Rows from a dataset
============

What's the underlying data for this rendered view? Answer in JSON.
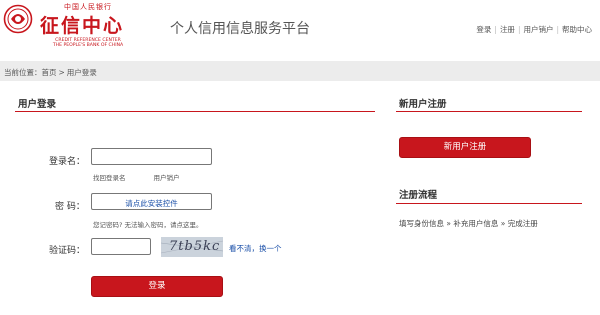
{
  "header": {
    "logo": {
      "top_text": "中国人民银行",
      "main_text": "征信中心",
      "en_line1": "CREDIT REFERENCE CENTER",
      "en_line2": "THE PEOPLE'S BANK OF CHINA"
    },
    "site_title": "个人信用信息服务平台",
    "links": [
      "登录",
      "注册",
      "用户销户",
      "帮助中心"
    ]
  },
  "breadcrumb": {
    "prefix": "当前位置：",
    "items": [
      "首页",
      "用户登录"
    ]
  },
  "login": {
    "title": "用户登录",
    "username_label": "登录名：",
    "username_value": "",
    "username_links": [
      "找回登录名",
      "用户销户"
    ],
    "password_label": "密  码：",
    "password_control_text": "请点此安装控件",
    "password_hint": "您记密码?      无法输入密码，请点这里。",
    "captcha_label": "验证码：",
    "captcha_value": "",
    "captcha_image_text": "7tb5kc",
    "captcha_refresh": "看不清，换一个",
    "submit_label": "登录"
  },
  "register": {
    "title": "新用户注册",
    "button_label": "新用户注册",
    "flow_title": "注册流程",
    "flow_steps": "填写身份信息 » 补充用户信息 » 完成注册"
  },
  "colors": {
    "brand_red": "#c8161d",
    "link_blue": "#1a4fa8",
    "crumb_bg": "#ececec"
  }
}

============

STATED EXERCISE
Every line above should be repeated exactly; pictures stay out of the copy.

WORKED SOLUTION
What's the underlying data for this rendered view? Answer in JSON.
{
  "header": {
    "logo": {
      "top_text": "中国人民银行",
      "main_text": "征信中心",
      "en_line1": "CREDIT REFERENCE CENTER",
      "en_line2": "THE PEOPLE'S BANK OF CHINA"
    },
    "site_title": "个人信用信息服务平台",
    "links": [
      "登录",
      "注册",
      "用户销户",
      "帮助中心"
    ]
  },
  "breadcrumb": {
    "prefix": "当前位置：",
    "items": [
      "首页",
      "用户登录"
    ]
  },
  "login": {
    "title": "用户登录",
    "username_label": "登录名：",
    "username_value": "",
    "username_links": [
      "找回登录名",
      "用户销户"
    ],
    "password_label": "密  码：",
    "password_control_text": "请点此安装控件",
    "password_hint": "您记密码?      无法输入密码，请点这里。",
    "captcha_label": "验证码：",
    "captcha_value": "",
    "captcha_image_text": "7tb5kc",
    "captcha_refresh": "看不清，换一个",
    "submit_label": "登录"
  },
  "register": {
    "title": "新用户注册",
    "button_label": "新用户注册",
    "flow_title": "注册流程",
    "flow_steps": "填写身份信息 » 补充用户信息 » 完成注册"
  },
  "colors": {
    "brand_red": "#c8161d",
    "link_blue": "#1a4fa8",
    "crumb_bg": "#ececec"
  }
}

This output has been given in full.